### JOB
Would you restate all the data that follows, word for word?

═════ DATASET EXTRACT ═════

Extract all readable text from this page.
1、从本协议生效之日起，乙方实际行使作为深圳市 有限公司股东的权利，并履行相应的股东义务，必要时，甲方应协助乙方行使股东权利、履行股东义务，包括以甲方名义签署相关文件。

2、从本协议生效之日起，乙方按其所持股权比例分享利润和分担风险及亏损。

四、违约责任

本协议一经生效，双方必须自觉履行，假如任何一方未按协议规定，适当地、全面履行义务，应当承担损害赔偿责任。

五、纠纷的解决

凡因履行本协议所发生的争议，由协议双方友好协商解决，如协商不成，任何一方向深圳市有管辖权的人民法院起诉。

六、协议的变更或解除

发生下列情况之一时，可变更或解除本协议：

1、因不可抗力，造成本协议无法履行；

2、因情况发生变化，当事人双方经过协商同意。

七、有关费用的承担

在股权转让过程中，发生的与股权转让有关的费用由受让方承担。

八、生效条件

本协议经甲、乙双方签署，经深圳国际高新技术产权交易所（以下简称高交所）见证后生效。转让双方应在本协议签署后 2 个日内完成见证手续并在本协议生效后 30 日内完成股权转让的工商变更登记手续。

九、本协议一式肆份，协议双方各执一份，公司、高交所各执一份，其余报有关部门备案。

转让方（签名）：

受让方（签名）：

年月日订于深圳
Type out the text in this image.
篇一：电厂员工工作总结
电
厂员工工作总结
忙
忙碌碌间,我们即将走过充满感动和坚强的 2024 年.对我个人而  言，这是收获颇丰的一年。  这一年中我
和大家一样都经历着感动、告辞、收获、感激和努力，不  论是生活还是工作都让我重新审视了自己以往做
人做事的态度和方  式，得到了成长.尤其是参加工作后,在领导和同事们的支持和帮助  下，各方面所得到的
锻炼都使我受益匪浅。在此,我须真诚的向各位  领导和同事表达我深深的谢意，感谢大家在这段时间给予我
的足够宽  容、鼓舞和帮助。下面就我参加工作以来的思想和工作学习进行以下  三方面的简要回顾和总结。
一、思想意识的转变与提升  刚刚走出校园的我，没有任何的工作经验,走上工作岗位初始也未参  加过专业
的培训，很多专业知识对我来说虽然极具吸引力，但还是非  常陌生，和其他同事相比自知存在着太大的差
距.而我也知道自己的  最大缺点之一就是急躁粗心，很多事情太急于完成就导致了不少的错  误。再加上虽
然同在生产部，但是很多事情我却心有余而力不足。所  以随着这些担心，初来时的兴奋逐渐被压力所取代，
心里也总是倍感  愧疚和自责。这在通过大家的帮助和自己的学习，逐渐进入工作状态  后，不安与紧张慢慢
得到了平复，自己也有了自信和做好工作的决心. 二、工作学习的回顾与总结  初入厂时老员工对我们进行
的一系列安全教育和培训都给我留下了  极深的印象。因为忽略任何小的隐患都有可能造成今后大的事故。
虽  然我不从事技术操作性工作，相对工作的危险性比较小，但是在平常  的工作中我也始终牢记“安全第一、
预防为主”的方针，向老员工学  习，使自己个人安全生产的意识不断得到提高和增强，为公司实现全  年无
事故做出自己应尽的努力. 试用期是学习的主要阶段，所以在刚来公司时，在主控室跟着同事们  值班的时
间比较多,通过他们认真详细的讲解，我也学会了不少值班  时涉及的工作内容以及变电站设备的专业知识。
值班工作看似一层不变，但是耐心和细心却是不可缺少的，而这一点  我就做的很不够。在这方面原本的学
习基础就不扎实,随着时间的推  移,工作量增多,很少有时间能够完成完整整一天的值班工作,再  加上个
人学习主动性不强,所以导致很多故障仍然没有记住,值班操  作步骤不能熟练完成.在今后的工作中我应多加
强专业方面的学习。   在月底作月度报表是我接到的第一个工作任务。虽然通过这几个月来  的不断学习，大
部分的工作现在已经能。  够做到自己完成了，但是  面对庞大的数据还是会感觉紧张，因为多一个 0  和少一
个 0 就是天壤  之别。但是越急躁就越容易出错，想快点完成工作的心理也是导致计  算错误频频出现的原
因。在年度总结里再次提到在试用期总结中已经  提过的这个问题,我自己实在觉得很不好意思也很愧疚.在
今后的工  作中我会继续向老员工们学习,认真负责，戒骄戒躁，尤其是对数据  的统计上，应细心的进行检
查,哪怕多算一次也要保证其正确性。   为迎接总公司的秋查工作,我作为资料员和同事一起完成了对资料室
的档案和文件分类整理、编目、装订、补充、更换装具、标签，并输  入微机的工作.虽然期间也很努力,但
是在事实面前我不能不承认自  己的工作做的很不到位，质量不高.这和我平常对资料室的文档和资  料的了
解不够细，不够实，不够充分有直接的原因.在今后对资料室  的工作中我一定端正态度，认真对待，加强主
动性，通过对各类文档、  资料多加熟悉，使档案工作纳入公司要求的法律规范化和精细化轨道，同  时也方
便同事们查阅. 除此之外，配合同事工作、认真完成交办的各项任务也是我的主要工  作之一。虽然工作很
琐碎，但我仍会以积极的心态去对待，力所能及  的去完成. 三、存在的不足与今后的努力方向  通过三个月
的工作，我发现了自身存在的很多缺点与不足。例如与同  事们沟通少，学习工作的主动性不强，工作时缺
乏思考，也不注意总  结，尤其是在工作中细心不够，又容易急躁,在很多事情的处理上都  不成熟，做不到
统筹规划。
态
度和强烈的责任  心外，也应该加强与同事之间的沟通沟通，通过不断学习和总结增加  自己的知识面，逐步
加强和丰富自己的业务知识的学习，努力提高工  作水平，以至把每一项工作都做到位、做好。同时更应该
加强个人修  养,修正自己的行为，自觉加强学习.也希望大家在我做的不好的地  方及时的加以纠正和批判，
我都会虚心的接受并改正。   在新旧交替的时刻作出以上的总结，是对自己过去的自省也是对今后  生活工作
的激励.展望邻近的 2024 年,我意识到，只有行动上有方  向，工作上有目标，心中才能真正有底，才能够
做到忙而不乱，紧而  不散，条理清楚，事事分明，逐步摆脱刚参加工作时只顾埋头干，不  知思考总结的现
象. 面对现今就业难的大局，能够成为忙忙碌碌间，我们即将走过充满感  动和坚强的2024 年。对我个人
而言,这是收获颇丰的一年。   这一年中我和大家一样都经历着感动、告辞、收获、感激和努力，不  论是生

═════

### SOLUTION TO THIS EXERCISE
Extract all readable text from this page.
1、从本协议生效之日起，乙方实际行使作为深圳市 有限公司股东的权利，并履行相应的股东义务，必要时，甲方应协助乙方行使股东权利、履行股东义务，包括以甲方名义签署相关文件。

2、从本协议生效之日起，乙方按其所持股权比例分享利润和分担风险及亏损。

四、违约责任

本协议一经生效，双方必须自觉履行，假如任何一方未按协议规定，适当地、全面履行义务，应当承担损害赔偿责任。

五、纠纷的解决

凡因履行本协议所发生的争议，由协议双方友好协商解决，如协商不成，任何一方向深圳市有管辖权的人民法院起诉。

六、协议的变更或解除

发生下列情况之一时，可变更或解除本协议：

1、因不可抗力，造成本协议无法履行；

2、因情况发生变化，当事人双方经过协商同意。

七、有关费用的承担

在股权转让过程中，发生的与股权转让有关的费用由受让方承担。

八、生效条件

本协议经甲、乙双方签署，经深圳国际高新技术产权交易所（以下简称高交所）见证后生效。转让双方应在本协议签署后 2 个日内完成见证手续并在本协议生效后 30 日内完成股权转让的工商变更登记手续。

九、本协议一式肆份，协议双方各执一份，公司、高交所各执一份，其余报有关部门备案。

转让方（签名）：

受让方（签名）：

年月日订于深圳
Type out the text in this image.
篇一：电厂员工工作总结
电
厂员工工作总结
忙
忙碌碌间,我们即将走过充满感动和坚强的 2024 年.对我个人而  言，这是收获颇丰的一年。  这一年中我
和大家一样都经历着感动、告辞、收获、感激和努力，不  论是生活还是工作都让我重新审视了自己以往做
人做事的态度和方  式，得到了成长.尤其是参加工作后,在领导和同事们的支持和帮助  下，各方面所得到的
锻炼都使我受益匪浅。在此,我须真诚的向各位  领导和同事表达我深深的谢意，感谢大家在这段时间给予我
的足够宽  容、鼓舞和帮助。下面就我参加工作以来的思想和工作学习进行以下  三方面的简要回顾和总结。
一、思想意识的转变与提升  刚刚走出校园的我，没有任何的工作经验,走上工作岗位初始也未参  加过专业
的培训，很多专业知识对我来说虽然极具吸引力，但还是非  常陌生，和其他同事相比自知存在着太大的差
距.而我也知道自己的  最大缺点之一就是急躁粗心，很多事情太急于完成就导致了不少的错  误。再加上虽
然同在生产部，但是很多事情我却心有余而力不足。所  以随着这些担心，初来时的兴奋逐渐被压力所取代，
心里也总是倍感  愧疚和自责。这在通过大家的帮助和自己的学习，逐渐进入工作状态  后，不安与紧张慢慢
得到了平复，自己也有了自信和做好工作的决心. 二、工作学习的回顾与总结  初入厂时老员工对我们进行
的一系列安全教育和培训都给我留下了  极深的印象。因为忽略任何小的隐患都有可能造成今后大的事故。
虽  然我不从事技术操作性工作，相对工作的危险性比较小，但是在平常  的工作中我也始终牢记“安全第一、
预防为主”的方针，向老员工学  习，使自己个人安全生产的意识不断得到提高和增强，为公司实现全  年无
事故做出自己应尽的努力. 试用期是学习的主要阶段，所以在刚来公司时，在主控室跟着同事们  值班的时
间比较多,通过他们认真详细的讲解，我也学会了不少值班  时涉及的工作内容以及变电站设备的专业知识。
值班工作看似一层不变，但是耐心和细心却是不可缺少的，而这一点  我就做的很不够。在这方面原本的学
习基础就不扎实,随着时间的推  移,工作量增多,很少有时间能够完成完整整一天的值班工作,再  加上个
人学习主动性不强,所以导致很多故障仍然没有记住,值班操  作步骤不能熟练完成.在今后的工作中我应多加
强专业方面的学习。   在月底作月度报表是我接到的第一个工作任务。虽然通过这几个月来  的不断学习，大
部分的工作现在已经能。  够做到自己完成了，但是  面对庞大的数据还是会感觉紧张，因为多一个 0  和少一
个 0 就是天壤  之别。但是越急躁就越容易出错，想快点完成工作的心理也是导致计  算错误频频出现的原
因。在年度总结里再次提到在试用期总结中已经  提过的这个问题,我自己实在觉得很不好意思也很愧疚.在
今后的工  作中我会继续向老员工们学习,认真负责，戒骄戒躁，尤其是对数据  的统计上，应细心的进行检
查,哪怕多算一次也要保证其正确性。   为迎接总公司的秋查工作,我作为资料员和同事一起完成了对资料室
的档案和文件分类整理、编目、装订、补充、更换装具、标签，并输  入微机的工作.虽然期间也很努力,但
是在事实面前我不能不承认自  己的工作做的很不到位，质量不高.这和我平常对资料室的文档和资  料的了
解不够细，不够实，不够充分有直接的原因.在今后对资料室  的工作中我一定端正态度，认真对待，加强主
动性，通过对各类文档、  资料多加熟悉，使档案工作纳入公司要求的法律规范化和精细化轨道，同  时也方
便同事们查阅. 除此之外，配合同事工作、认真完成交办的各项任务也是我的主要工  作之一。虽然工作很
琐碎，但我仍会以积极的心态去对待，力所能及  的去完成. 三、存在的不足与今后的努力方向  通过三个月
的工作，我发现了自身存在的很多缺点与不足。例如与同  事们沟通少，学习工作的主动性不强，工作时缺
乏思考，也不注意总  结，尤其是在工作中细心不够，又容易急躁,在很多事情的处理上都  不成熟，做不到
统筹规划。
态
度和强烈的责任  心外，也应该加强与同事之间的沟通沟通，通过不断学习和总结增加  自己的知识面，逐步
加强和丰富自己的业务知识的学习，努力提高工  作水平，以至把每一项工作都做到位、做好。同时更应该
加强个人修  养,修正自己的行为，自觉加强学习.也希望大家在我做的不好的地  方及时的加以纠正和批判，
我都会虚心的接受并改正。   在新旧交替的时刻作出以上的总结，是对自己过去的自省也是对今后  生活工作
的激励.展望邻近的 2024 年,我意识到，只有行动上有方  向，工作上有目标，心中才能真正有底，才能够
做到忙而不乱，紧而  不散，条理清楚，事事分明，逐步摆脱刚参加工作时只顾埋头干，不  知思考总结的现
象. 面对现今就业难的大局，能够成为忙忙碌碌间，我们即将走过充满感  动和坚强的2024 年。对我个人
而言,这是收获颇丰的一年。   这一年中我和大家一样都经历着感动、告辞、收获、感激和努力，不  论是生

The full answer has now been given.